**EXERCISE INSTRUCTIONS**
Gather each line in the entries that includes the string "puede".
══ GIVEN RECORDS
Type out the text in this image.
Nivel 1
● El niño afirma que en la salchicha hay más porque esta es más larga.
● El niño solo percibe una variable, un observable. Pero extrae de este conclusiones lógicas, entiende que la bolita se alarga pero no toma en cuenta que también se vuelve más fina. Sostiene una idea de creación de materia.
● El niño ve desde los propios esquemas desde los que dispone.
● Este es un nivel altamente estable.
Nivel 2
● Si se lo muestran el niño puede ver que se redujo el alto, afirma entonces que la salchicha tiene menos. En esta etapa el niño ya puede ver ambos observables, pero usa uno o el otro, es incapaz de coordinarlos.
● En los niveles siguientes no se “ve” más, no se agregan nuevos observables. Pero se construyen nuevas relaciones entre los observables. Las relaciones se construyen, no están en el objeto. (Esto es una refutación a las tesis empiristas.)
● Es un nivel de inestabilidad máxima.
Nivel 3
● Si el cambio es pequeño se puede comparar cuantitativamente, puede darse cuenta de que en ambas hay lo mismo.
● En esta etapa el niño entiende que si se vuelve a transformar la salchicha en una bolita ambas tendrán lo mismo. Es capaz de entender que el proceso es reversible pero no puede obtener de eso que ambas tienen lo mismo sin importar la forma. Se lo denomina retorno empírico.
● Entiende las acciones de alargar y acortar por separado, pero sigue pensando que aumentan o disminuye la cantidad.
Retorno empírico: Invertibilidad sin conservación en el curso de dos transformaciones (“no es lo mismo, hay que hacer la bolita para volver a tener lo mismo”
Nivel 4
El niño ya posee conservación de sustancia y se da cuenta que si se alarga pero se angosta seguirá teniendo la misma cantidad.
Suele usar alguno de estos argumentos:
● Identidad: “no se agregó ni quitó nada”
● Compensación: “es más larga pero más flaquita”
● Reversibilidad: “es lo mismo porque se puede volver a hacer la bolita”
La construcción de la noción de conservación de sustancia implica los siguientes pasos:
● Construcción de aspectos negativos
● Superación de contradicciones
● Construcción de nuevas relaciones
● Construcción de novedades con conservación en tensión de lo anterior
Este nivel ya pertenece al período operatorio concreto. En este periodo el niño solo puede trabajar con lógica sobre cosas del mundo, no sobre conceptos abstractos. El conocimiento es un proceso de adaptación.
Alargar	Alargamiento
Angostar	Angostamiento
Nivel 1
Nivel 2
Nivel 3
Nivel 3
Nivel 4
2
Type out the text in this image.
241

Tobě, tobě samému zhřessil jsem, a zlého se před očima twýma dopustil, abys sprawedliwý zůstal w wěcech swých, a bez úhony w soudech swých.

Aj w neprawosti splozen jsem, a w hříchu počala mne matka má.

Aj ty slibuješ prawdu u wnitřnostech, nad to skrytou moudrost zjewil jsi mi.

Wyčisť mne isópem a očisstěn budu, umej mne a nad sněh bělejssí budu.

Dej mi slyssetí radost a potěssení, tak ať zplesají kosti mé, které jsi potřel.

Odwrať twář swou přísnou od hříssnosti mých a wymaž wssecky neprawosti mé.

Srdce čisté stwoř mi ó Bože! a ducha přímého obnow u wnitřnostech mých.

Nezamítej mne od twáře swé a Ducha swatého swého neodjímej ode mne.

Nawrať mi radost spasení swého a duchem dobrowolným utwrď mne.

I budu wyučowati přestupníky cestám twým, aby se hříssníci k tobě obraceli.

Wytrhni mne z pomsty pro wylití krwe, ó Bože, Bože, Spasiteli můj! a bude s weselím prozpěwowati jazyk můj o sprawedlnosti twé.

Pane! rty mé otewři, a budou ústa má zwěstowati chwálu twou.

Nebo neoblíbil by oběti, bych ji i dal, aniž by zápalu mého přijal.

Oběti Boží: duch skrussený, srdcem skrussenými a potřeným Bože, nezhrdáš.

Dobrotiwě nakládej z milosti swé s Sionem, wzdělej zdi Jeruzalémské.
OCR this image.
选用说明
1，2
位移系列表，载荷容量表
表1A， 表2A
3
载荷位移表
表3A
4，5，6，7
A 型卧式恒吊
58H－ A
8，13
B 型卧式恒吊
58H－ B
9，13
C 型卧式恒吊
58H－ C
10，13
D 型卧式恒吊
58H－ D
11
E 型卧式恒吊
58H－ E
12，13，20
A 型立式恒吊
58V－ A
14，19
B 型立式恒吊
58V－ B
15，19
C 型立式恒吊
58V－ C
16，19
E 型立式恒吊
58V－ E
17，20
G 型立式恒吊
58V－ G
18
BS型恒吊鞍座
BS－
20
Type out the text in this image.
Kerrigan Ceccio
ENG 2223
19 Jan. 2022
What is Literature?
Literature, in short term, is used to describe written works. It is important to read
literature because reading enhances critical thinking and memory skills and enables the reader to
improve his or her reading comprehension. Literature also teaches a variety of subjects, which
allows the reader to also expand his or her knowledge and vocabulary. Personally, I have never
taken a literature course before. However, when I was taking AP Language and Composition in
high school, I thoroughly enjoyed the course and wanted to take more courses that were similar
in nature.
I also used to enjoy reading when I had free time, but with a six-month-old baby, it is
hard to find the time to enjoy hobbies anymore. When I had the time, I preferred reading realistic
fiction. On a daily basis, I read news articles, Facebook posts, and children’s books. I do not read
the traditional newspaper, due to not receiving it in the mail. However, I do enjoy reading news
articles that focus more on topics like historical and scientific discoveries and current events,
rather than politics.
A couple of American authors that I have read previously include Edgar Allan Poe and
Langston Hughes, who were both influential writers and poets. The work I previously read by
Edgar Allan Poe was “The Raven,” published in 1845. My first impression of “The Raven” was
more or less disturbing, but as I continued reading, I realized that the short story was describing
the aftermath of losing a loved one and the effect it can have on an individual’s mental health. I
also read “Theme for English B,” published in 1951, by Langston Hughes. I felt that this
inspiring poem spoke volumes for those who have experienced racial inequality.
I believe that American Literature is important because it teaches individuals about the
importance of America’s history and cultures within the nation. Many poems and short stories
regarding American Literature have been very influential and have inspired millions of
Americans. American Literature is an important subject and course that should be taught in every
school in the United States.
════
**EXERCISE RESULT**
● Si se lo muestran el niño puede ver que se redujo el alto, afirma entonces que la salchicha tiene menos. En esta etapa el niño ya puede ver ambos observables, pero usa uno o el otro, es incapaz de coordinarlos.
● Si el cambio es pequeño se puede comparar cuantitativamente, puede darse cuenta de que en ambas hay lo mismo.
● En esta etapa el niño entiende que si se vuelve a transformar la salchicha en una bolita ambas tendrán lo mismo. Es capaz de entender que el proceso es reversible pero no puede obtener de eso que ambas tienen lo mismo sin importar la forma. Se lo denomina retorno empírico.
● Reversibilidad: “es lo mismo porque se puede volver a hacer la bolita”
Este nivel ya pertenece al período operatorio concreto. En este periodo el niño solo puede trabajar con lógica sobre cosas del mundo, no sobre conceptos abstractos. El conocimiento es un proceso de adaptación.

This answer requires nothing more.